Yeah, that's a very good point because if you look at the gaming industry again, so far it's been extremely centralized, where players can really spend a lot of money buying skins, buying in-game items and they bought them but still they're not the true owners, because the moment the plaffer decides to shut things down, then they lose the items. Even if the plaffer decides to ban them, for example, they lose the items. And even if the plaffer just makes a mistake, accidentally removes the items, they just lose them. So again, they're not the true owners of the items. They just have bought the service that a centralized provider is giving to them, which is okay, you're going to use this for as long as you stay in this game, and so on. What becomes possible with a decentralized approach and with a Web3 approach is that people are effectively true owners of the items. And if game developers start to coordinate and allow the same people to use the same items in different games, this really allows people to be true owners and keep their items beyond the single game as well. Right, gareth?

Gareth:

Exactly, and you know that it's really exciting to be able to have control and ownership over the music you create on a Web3 streaming platform, or if you've bought skins or items in video games and you're the truly true owner of them on Web3. But some people listening are probably thinking, well, okay, that sounds cool. How do you actually do that? How do users become owners of their own data, their own video game items, their music that's been created, their content? What's the mechanism, what's the technology that underlies that? How do you go from Web2 to Web3, dan, what is the enabler of all of this?

● EXERCISES:
• A. Answer these questions using the Web3 ownership transcript:
(i) On a centralized platform, what three things can make players lose the in-game items they bought?
(ii) What would game developers have to do so that people can keep their items beyond a single game?
(iii) Besides items in video games, what does Gareth say people could control and own on a Web3 streaming platform?
• B. Please extend the Web3 ownership transcript with a short passage that picks up right after its last sentence.
The lines that come after the Web3 ownership transcript play no part in what is asked here.

● MATERIAL PROVIDED:
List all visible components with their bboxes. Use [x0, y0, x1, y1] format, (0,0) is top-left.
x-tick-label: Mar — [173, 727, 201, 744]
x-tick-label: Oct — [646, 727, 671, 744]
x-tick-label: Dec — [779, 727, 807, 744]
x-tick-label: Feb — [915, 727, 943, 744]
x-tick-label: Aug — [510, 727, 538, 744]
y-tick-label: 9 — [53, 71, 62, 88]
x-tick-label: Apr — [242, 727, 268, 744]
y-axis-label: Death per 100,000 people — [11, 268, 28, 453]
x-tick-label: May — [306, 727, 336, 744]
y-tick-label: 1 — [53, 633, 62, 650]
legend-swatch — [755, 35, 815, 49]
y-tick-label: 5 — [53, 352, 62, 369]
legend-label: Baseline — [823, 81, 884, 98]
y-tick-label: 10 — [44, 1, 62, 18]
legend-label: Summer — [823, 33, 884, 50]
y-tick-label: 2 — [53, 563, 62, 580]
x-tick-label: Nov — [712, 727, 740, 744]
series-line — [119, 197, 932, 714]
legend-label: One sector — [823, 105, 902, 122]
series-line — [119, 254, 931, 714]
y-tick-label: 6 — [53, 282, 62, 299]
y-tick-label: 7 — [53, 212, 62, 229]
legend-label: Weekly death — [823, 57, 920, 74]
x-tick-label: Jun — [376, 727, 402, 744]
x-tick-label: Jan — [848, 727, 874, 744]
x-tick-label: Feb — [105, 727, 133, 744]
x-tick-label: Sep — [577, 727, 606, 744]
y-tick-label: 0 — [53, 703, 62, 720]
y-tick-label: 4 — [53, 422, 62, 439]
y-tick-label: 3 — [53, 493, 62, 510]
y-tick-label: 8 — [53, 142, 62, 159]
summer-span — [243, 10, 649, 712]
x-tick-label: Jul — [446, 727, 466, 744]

● TASK ANSWERS:
• A.
(i) The platform shutting things down, the platform banning them, or the platform making a mistake and accidentally removing the items.
(ii) Start to coordinate and allow the same people to use the same items in different games.
(iii) The music they create.

• B.
Daniel:

Yeah, that's a great point because obviously we've been talking about the benefits, we've been talking about the advantages having such a setup and just to add to that, you just mentioned the play-to-earn games, which are now more commonly referred to as play-and-earn, just not to emphasize the monetary aspect. But yes, there's so many things become possible because, again, someone playing a video game for a long time is effectively adding value to the video game project, so they deserve to be rewarded for that, just like people that post a lot of social media content and they deserve a reward for that. Or artists that publish a lot of music they deserve a reward for that. So the ability for people to effectively earn for the value they contribute becomes easier and easier because Web3 is allowing that. So how does this happen? I mean, the first thing to understand is that this has been enabled by new technology. Just like Web2 was enabled by new technology, Web1 in the first place, of course, was enabled by new technology. Now we have the right technology to really allow for a decentralized or sovereign concept of ownership.

Daniel:

In the past, we needed a centralized authority to establish who's the owner of what, and this is true in many other domains as well. So if we need a third party to pretty much decide who owns, what then? Is that a true ownership, independent, free ownership? Or are we still subject to a centralized authority that is deciding who is the true owner of something? So before we had the technology that could allow ownership to be fully decentralized, it wasn't really straightforward, or something like that.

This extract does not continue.